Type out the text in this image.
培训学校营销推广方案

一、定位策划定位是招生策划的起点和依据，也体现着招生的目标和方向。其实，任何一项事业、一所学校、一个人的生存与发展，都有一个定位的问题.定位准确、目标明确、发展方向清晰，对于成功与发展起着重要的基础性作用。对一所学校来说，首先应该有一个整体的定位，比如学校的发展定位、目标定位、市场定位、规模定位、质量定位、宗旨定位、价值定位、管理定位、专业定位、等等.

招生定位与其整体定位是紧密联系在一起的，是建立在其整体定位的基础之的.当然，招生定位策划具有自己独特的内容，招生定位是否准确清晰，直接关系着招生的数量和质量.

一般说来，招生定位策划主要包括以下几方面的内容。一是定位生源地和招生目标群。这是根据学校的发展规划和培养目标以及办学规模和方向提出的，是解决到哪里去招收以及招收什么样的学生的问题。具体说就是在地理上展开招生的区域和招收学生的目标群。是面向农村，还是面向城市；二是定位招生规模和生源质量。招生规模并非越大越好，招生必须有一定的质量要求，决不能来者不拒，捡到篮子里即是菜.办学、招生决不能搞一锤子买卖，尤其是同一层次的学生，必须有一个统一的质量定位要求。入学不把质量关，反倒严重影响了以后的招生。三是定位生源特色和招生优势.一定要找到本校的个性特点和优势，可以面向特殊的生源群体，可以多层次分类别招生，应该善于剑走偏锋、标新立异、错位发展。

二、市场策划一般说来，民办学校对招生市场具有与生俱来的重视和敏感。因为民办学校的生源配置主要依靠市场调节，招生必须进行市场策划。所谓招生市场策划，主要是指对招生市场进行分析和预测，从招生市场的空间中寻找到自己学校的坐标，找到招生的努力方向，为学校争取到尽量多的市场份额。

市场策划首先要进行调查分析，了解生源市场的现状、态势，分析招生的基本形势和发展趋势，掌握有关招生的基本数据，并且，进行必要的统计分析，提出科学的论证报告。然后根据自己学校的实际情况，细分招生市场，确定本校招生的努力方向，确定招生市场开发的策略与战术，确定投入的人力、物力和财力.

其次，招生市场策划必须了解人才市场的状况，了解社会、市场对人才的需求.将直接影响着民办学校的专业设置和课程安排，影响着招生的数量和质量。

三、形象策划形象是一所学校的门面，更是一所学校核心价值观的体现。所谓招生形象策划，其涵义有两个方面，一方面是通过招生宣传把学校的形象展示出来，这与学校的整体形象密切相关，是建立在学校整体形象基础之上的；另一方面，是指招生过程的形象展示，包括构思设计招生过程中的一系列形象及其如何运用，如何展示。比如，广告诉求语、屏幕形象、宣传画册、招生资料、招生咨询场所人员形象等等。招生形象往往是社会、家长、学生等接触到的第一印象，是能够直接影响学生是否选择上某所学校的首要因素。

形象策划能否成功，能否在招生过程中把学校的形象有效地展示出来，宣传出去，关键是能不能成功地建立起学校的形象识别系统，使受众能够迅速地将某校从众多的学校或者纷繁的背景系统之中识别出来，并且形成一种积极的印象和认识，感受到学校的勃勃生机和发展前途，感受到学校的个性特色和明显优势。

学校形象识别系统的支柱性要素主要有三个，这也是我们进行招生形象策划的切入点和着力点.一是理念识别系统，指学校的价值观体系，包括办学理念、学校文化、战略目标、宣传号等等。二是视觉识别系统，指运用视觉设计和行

EXERCISE INSTRUCTIONS: Reproduce each entry word for word.

REPLY TO THE TASK:
Type out the text in this image.
培训学校营销推广方案

一、定位策划定位是招生策划的起点和依据，也体现着招生的目标和方向。其实，任何一项事业、一所学校、一个人的生存与发展，都有一个定位的问题.定位准确、目标明确、发展方向清晰，对于成功与发展起着重要的基础性作用。对一所学校来说，首先应该有一个整体的定位，比如学校的发展定位、目标定位、市场定位、规模定位、质量定位、宗旨定位、价值定位、管理定位、专业定位、等等.

招生定位与其整体定位是紧密联系在一起的，是建立在其整体定位的基础之的.当然，招生定位策划具有自己独特的内容，招生定位是否准确清晰，直接关系着招生的数量和质量.

一般说来，招生定位策划主要包括以下几方面的内容。一是定位生源地和招生目标群。这是根据学校的发展规划和培养目标以及办学规模和方向提出的，是解决到哪里去招收以及招收什么样的学生的问题。具体说就是在地理上展开招生的区域和招收学生的目标群。是面向农村，还是面向城市；二是定位招生规模和生源质量。招生规模并非越大越好，招生必须有一定的质量要求，决不能来者不拒，捡到篮子里即是菜.办学、招生决不能搞一锤子买卖，尤其是同一层次的学生，必须有一个统一的质量定位要求。入学不把质量关，反倒严重影响了以后的招生。三是定位生源特色和招生优势.一定要找到本校的个性特点和优势，可以面向特殊的生源群体，可以多层次分类别招生，应该善于剑走偏锋、标新立异、错位发展。

二、市场策划一般说来，民办学校对招生市场具有与生俱来的重视和敏感。因为民办学校的生源配置主要依靠市场调节，招生必须进行市场策划。所谓招生市场策划，主要是指对招生市场进行分析和预测，从招生市场的空间中寻找到自己学校的坐标，找到招生的努力方向，为学校争取到尽量多的市场份额。

市场策划首先要进行调查分析，了解生源市场的现状、态势，分析招生的基本形势和发展趋势，掌握有关招生的基本数据，并且，进行必要的统计分析，提出科学的论证报告。然后根据自己学校的实际情况，细分招生市场，确定本校招生的努力方向，确定招生市场开发的策略与战术，确定投入的人力、物力和财力.

其次，招生市场策划必须了解人才市场的状况，了解社会、市场对人才的需求.将直接影响着民办学校的专业设置和课程安排，影响着招生的数量和质量。

三、形象策划形象是一所学校的门面，更是一所学校核心价值观的体现。所谓招生形象策划，其涵义有两个方面，一方面是通过招生宣传把学校的形象展示出来，这与学校的整体形象密切相关，是建立在学校整体形象基础之上的；另一方面，是指招生过程的形象展示，包括构思设计招生过程中的一系列形象及其如何运用，如何展示。比如，广告诉求语、屏幕形象、宣传画册、招生资料、招生咨询场所人员形象等等。招生形象往往是社会、家长、学生等接触到的第一印象，是能够直接影响学生是否选择上某所学校的首要因素。

形象策划能否成功，能否在招生过程中把学校的形象有效地展示出来，宣传出去，关键是能不能成功地建立起学校的形象识别系统，使受众能够迅速地将某校从众多的学校或者纷繁的背景系统之中识别出来，并且形成一种积极的印象和认识，感受到学校的勃勃生机和发展前途，感受到学校的个性特色和明显优势。

学校形象识别系统的支柱性要素主要有三个，这也是我们进行招生形象策划的切入点和着力点.一是理念识别系统，指学校的价值观体系，包括办学理念、学校文化、战略目标、宣传号等等。二是视觉识别系统，指运用视觉设计和行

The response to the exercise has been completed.